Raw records
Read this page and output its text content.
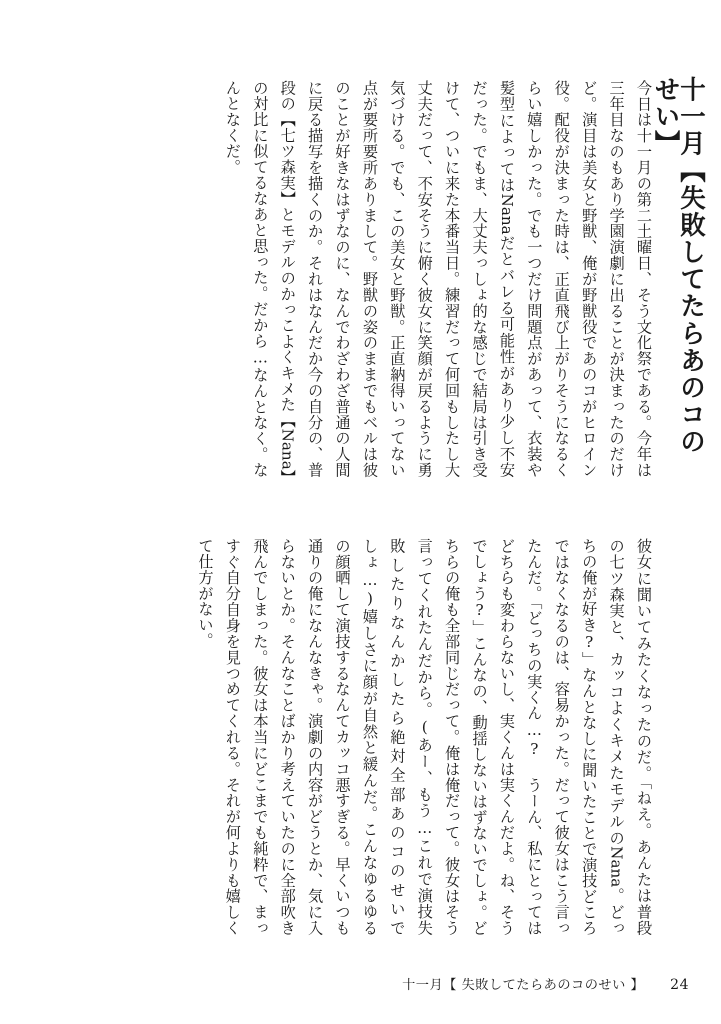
十一月【失敗してたらあのコのせい】

今日は十一月の第二土曜日、そう文化祭である。今年は三年目なのもあり学園演劇に出ることが決まったのだけど。演目は美女と野獣、俺が野獣役であのコがヒロイン役。配役が決まった時は、正直飛び上がりそうになるくらい嬉しかった。でも一つだけ問題点があって、衣装や髪型によってはNanaだとバレる可能性があり少し不安だった。でもま、大丈夫っしょ的な感じで結局は引き受けて、ついに来た本番当日。練習だって何回もしたし大丈夫だって、不安そうに俯く彼女に笑顔が戻るように勇気づける。でも、この美女と野獣。正直納得いってない点が要所要所ありまして。野獣の姿のままでもベルは彼のことが好きなはずなのに、なんでわざわざ普通の人間に戻る描写を描くのか。それはなんだか今の自分の、普段の【七ツ森実】とモデルのかっこよくキメた【Nana】の対比に似てるなあと思った。だから…なんとなく。なんとなくだ。

彼女に聞いてみたくなったのだ。「ねえ。あんたは普段の七ツ森実と、カッコよくキメたモデルのNana。どっちの俺が好き?」なんとなしに聞いたことで演技どころではなくなるのは、容易かった。だって彼女はこう言ったんだ。「どっちの実くん…? うーん、私にとってはどちらも変わらないし、実くんは実くんだよ。ね、そうでしょう?」こんなの、動揺しないはずないでしょ。どちらの俺も全部同じだって。俺は俺だって。彼女はそう言ってくれたんだから。(あー、もう…これで演技失敗したりなんかしたら絶対全部あのコのせいでしょ…)嬉しさに顔が自然と緩んだ。こんなゆるゆるの顔晒して演技するなんてカッコ悪すぎる。早くいつも通りの俺になんなきゃ。演劇の内容がどうとか、気に入らないとか。そんなことばかり考えていたのに全部吹き飛んでしまった。彼女は本当にどこまでも純粋で、まっすぐ自分自身を見つめてくれる。それが何よりも嬉しくて仕方がない。

十一月【 失敗してたらあのコのせい 】 24
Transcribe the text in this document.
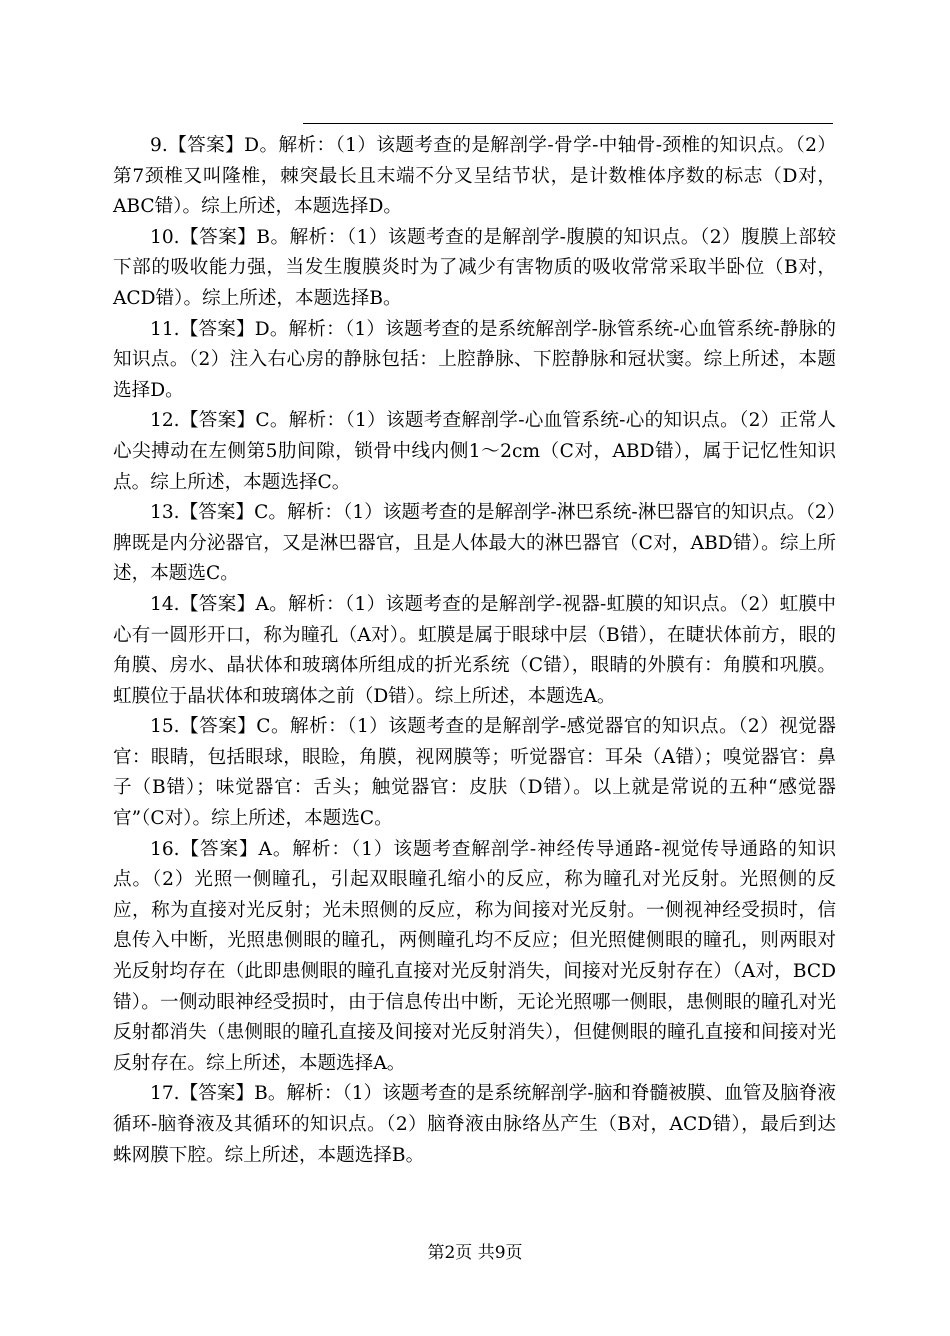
9.【答案】D。解析：（1）该题考查的是解剖学-骨学-中轴骨-颈椎的知识点。（2）第7颈椎又叫隆椎，棘突最长且末端不分叉呈结节状，是计数椎体序数的标志（D对，ABC错）。综上所述，本题选择D。

10.【答案】B。解析：（1）该题考查的是解剖学-腹膜的知识点。（2）腹膜上部较下部的吸收能力强，当发生腹膜炎时为了减少有害物质的吸收常常采取半卧位（B对，ACD错）。综上所述，本题选择B。

11.【答案】D。解析：（1）该题考查的是系统解剖学-脉管系统-心血管系统-静脉的知识点。（2）注入右心房的静脉包括：上腔静脉、下腔静脉和冠状窦。综上所述，本题选择D。

12.【答案】C。解析：（1）该题考查解剖学-心血管系统-心的知识点。（2）正常人心尖搏动在左侧第5肋间隙，锁骨中线内侧1～2cm（C对，ABD错），属于记忆性知识点。综上所述，本题选择C。

13.【答案】C。解析：（1）该题考查的是解剖学-淋巴系统-淋巴器官的知识点。（2）脾既是内分泌器官，又是淋巴器官，且是人体最大的淋巴器官（C对，ABD错）。综上所述，本题选C。

14.【答案】A。解析：（1）该题考查的是解剖学-视器-虹膜的知识点。（2）虹膜中心有一圆形开口，称为瞳孔（A对）。虹膜是属于眼球中层（B错），在睫状体前方，眼的角膜、房水、晶状体和玻璃体所组成的折光系统（C错），眼睛的外膜有：角膜和巩膜。虹膜位于晶状体和玻璃体之前（D错）。综上所述，本题选A。

15.【答案】C。解析：（1）该题考查的是解剖学-感觉器官的知识点。（2）视觉器官：眼睛，包括眼球，眼睑，角膜，视网膜等；听觉器官：耳朵（A错）；嗅觉器官：鼻子（B错）；味觉器官：舌头；触觉器官：皮肤（D错）。以上就是常说的五种“感觉器官”（C对）。综上所述，本题选C。

16.【答案】A。解析：（1）该题考查解剖学-神经传导通路-视觉传导通路的知识点。（2）光照一侧瞳孔，引起双眼瞳孔缩小的反应，称为瞳孔对光反射。光照侧的反应，称为直接对光反射；光未照侧的反应，称为间接对光反射。一侧视神经受损时，信息传入中断，光照患侧眼的瞳孔，两侧瞳孔均不反应；但光照健侧眼的瞳孔，则两眼对光反射均存在（此即患侧眼的瞳孔直接对光反射消失，间接对光反射存在）（A对，BCD错）。一侧动眼神经受损时，由于信息传出中断，无论光照哪一侧眼，患侧眼的瞳孔对光反射都消失（患侧眼的瞳孔直接及间接对光反射消失），但健侧眼的瞳孔直接和间接对光反射存在。综上所述，本题选择A。

17.【答案】B。解析：（1）该题考查的是系统解剖学-脑和脊髓被膜、血管及脑脊液循环-脑脊液及其循环的知识点。（2）脑脊液由脉络丛产生（B对，ACD错），最后到达蛛网膜下腔。综上所述，本题选择B。

第2页 共9页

* _WORK TO COMPLETE_
Using the listing above, show each line holding the string "本题选C".

* _EXERCISE RESULT_
13.【答案】C。解析：（1）该题考查的是解剖学-淋巴系统-淋巴器官的知识点。（2）脾既是内分泌器官，又是淋巴器官，且是人体最大的淋巴器官（C对，ABD错）。综上所述，本题选C。
15.【答案】C。解析：（1）该题考查的是解剖学-感觉器官的知识点。（2）视觉器官：眼睛，包括眼球，眼睑，角膜，视网膜等；听觉器官：耳朵（A错）；嗅觉器官：鼻子（B错）；味觉器官：舌头；触觉器官：皮肤（D错）。以上就是常说的五种“感觉器官”（C对）。综上所述，本题选C。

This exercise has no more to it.